- **What is being asked**
Below is a set of records; print all of them exactly as written.

++++++++

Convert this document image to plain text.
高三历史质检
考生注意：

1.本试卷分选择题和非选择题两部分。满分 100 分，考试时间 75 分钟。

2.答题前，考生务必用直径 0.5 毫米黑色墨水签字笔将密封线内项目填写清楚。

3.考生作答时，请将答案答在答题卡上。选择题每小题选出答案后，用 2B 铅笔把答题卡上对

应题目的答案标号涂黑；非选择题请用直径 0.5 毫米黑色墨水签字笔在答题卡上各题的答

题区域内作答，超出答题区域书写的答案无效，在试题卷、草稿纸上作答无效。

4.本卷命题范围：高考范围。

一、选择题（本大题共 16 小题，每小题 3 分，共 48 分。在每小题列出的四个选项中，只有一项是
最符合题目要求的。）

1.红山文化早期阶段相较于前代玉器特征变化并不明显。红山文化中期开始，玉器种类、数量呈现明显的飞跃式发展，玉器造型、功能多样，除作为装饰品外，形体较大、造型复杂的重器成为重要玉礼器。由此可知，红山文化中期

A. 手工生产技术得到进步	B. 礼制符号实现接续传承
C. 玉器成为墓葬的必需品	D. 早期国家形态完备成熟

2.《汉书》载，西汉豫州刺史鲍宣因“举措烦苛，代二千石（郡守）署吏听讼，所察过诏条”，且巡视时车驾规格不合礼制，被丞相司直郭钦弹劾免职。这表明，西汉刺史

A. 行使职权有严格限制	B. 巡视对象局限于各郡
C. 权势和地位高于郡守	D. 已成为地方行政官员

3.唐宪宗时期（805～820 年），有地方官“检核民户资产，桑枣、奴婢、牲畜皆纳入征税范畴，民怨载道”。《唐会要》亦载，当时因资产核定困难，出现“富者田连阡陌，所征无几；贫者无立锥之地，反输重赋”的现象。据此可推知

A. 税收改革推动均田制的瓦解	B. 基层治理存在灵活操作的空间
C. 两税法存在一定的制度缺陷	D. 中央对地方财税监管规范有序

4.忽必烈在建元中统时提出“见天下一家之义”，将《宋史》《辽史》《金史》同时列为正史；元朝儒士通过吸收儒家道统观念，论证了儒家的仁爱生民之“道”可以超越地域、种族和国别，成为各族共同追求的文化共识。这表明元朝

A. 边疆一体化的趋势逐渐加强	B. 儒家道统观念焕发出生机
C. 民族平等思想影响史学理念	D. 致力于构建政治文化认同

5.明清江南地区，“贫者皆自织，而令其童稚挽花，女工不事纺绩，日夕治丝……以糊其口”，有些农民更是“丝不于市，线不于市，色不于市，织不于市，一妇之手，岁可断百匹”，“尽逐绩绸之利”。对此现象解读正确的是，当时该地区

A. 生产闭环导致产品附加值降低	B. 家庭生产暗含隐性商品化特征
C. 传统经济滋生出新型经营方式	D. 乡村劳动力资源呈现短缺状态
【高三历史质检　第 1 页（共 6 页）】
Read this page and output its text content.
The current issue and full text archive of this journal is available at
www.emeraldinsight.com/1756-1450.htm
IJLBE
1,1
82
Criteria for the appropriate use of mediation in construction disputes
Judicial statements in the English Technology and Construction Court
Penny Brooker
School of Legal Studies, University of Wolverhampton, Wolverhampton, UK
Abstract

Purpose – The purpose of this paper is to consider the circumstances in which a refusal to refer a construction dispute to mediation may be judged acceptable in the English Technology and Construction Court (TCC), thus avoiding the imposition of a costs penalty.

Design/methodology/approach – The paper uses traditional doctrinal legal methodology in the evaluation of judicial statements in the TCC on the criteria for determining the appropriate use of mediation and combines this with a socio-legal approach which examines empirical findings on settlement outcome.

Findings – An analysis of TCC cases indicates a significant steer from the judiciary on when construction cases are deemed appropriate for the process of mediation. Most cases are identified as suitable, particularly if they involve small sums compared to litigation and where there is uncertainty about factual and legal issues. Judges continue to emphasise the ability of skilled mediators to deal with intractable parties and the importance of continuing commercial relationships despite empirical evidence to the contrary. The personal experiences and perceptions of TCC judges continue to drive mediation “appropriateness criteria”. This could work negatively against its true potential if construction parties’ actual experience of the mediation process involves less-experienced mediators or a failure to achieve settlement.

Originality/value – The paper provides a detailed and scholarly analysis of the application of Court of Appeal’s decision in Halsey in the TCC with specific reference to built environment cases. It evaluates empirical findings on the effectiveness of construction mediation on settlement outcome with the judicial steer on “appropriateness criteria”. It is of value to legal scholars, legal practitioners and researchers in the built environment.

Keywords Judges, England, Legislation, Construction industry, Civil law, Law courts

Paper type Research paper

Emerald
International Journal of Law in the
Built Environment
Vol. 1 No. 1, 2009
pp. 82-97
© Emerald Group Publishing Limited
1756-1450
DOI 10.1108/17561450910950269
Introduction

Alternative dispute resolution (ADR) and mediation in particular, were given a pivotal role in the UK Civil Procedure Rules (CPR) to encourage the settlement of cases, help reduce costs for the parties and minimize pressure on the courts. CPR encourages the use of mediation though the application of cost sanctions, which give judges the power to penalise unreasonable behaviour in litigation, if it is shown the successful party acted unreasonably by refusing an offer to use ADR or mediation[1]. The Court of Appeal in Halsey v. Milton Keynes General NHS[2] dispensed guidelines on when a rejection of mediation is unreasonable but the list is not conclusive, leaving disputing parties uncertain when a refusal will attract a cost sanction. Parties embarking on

++++++++

- **Result**
Convert this document image to plain text.
高三历史质检
考生注意：

1.本试卷分选择题和非选择题两部分。满分 100 分，考试时间 75 分钟。

2.答题前，考生务必用直径 0.5 毫米黑色墨水签字笔将密封线内项目填写清楚。

3.考生作答时，请将答案答在答题卡上。选择题每小题选出答案后，用 2B 铅笔把答题卡上对

应题目的答案标号涂黑；非选择题请用直径 0.5 毫米黑色墨水签字笔在答题卡上各题的答

题区域内作答，超出答题区域书写的答案无效，在试题卷、草稿纸上作答无效。

4.本卷命题范围：高考范围。

一、选择题（本大题共 16 小题，每小题 3 分，共 48 分。在每小题列出的四个选项中，只有一项是
最符合题目要求的。）

1.红山文化早期阶段相较于前代玉器特征变化并不明显。红山文化中期开始，玉器种类、数量呈现明显的飞跃式发展，玉器造型、功能多样，除作为装饰品外，形体较大、造型复杂的重器成为重要玉礼器。由此可知，红山文化中期

A. 手工生产技术得到进步	B. 礼制符号实现接续传承
C. 玉器成为墓葬的必需品	D. 早期国家形态完备成熟

2.《汉书》载，西汉豫州刺史鲍宣因“举措烦苛，代二千石（郡守）署吏听讼，所察过诏条”，且巡视时车驾规格不合礼制，被丞相司直郭钦弹劾免职。这表明，西汉刺史

A. 行使职权有严格限制	B. 巡视对象局限于各郡
C. 权势和地位高于郡守	D. 已成为地方行政官员

3.唐宪宗时期（805～820 年），有地方官“检核民户资产，桑枣、奴婢、牲畜皆纳入征税范畴，民怨载道”。《唐会要》亦载，当时因资产核定困难，出现“富者田连阡陌，所征无几；贫者无立锥之地，反输重赋”的现象。据此可推知

A. 税收改革推动均田制的瓦解	B. 基层治理存在灵活操作的空间
C. 两税法存在一定的制度缺陷	D. 中央对地方财税监管规范有序

4.忽必烈在建元中统时提出“见天下一家之义”，将《宋史》《辽史》《金史》同时列为正史；元朝儒士通过吸收儒家道统观念，论证了儒家的仁爱生民之“道”可以超越地域、种族和国别，成为各族共同追求的文化共识。这表明元朝

A. 边疆一体化的趋势逐渐加强	B. 儒家道统观念焕发出生机
C. 民族平等思想影响史学理念	D. 致力于构建政治文化认同

5.明清江南地区，“贫者皆自织，而令其童稚挽花，女工不事纺绩，日夕治丝……以糊其口”，有些农民更是“丝不于市，线不于市，色不于市，织不于市，一妇之手，岁可断百匹”，“尽逐绩绸之利”。对此现象解读正确的是，当时该地区

A. 生产闭环导致产品附加值降低	B. 家庭生产暗含隐性商品化特征
C. 传统经济滋生出新型经营方式	D. 乡村劳动力资源呈现短缺状态
【高三历史质检　第 1 页（共 6 页）】
Read this page and output its text content.
The current issue and full text archive of this journal is available at
www.emeraldinsight.com/1756-1450.htm
IJLBE
1,1
82
Criteria for the appropriate use of mediation in construction disputes
Judicial statements in the English Technology and Construction Court
Penny Brooker
School of Legal Studies, University of Wolverhampton, Wolverhampton, UK
Abstract

Purpose – The purpose of this paper is to consider the circumstances in which a refusal to refer a construction dispute to mediation may be judged acceptable in the English Technology and Construction Court (TCC), thus avoiding the imposition of a costs penalty.

Design/methodology/approach – The paper uses traditional doctrinal legal methodology in the evaluation of judicial statements in the TCC on the criteria for determining the appropriate use of mediation and combines this with a socio-legal approach which examines empirical findings on settlement outcome.

Findings – An analysis of TCC cases indicates a significant steer from the judiciary on when construction cases are deemed appropriate for the process of mediation. Most cases are identified as suitable, particularly if they involve small sums compared to litigation and where there is uncertainty about factual and legal issues. Judges continue to emphasise the ability of skilled mediators to deal with intractable parties and the importance of continuing commercial relationships despite empirical evidence to the contrary. The personal experiences and perceptions of TCC judges continue to drive mediation “appropriateness criteria”. This could work negatively against its true potential if construction parties’ actual experience of the mediation process involves less-experienced mediators or a failure to achieve settlement.

Originality/value – The paper provides a detailed and scholarly analysis of the application of Court of Appeal’s decision in Halsey in the TCC with specific reference to built environment cases. It evaluates empirical findings on the effectiveness of construction mediation on settlement outcome with the judicial steer on “appropriateness criteria”. It is of value to legal scholars, legal practitioners and researchers in the built environment.

Keywords Judges, England, Legislation, Construction industry, Civil law, Law courts

Paper type Research paper

Emerald
International Journal of Law in the
Built Environment
Vol. 1 No. 1, 2009
pp. 82-97
© Emerald Group Publishing Limited
1756-1450
DOI 10.1108/17561450910950269
Introduction

Alternative dispute resolution (ADR) and mediation in particular, were given a pivotal role in the UK Civil Procedure Rules (CPR) to encourage the settlement of cases, help reduce costs for the parties and minimize pressure on the courts. CPR encourages the use of mediation though the application of cost sanctions, which give judges the power to penalise unreasonable behaviour in litigation, if it is shown the successful party acted unreasonably by refusing an offer to use ADR or mediation[1]. The Court of Appeal in Halsey v. Milton Keynes General NHS[2] dispensed guidelines on when a rejection of mediation is unreasonable but the list is not conclusive, leaving disputing parties uncertain when a refusal will attract a cost sanction. Parties embarking on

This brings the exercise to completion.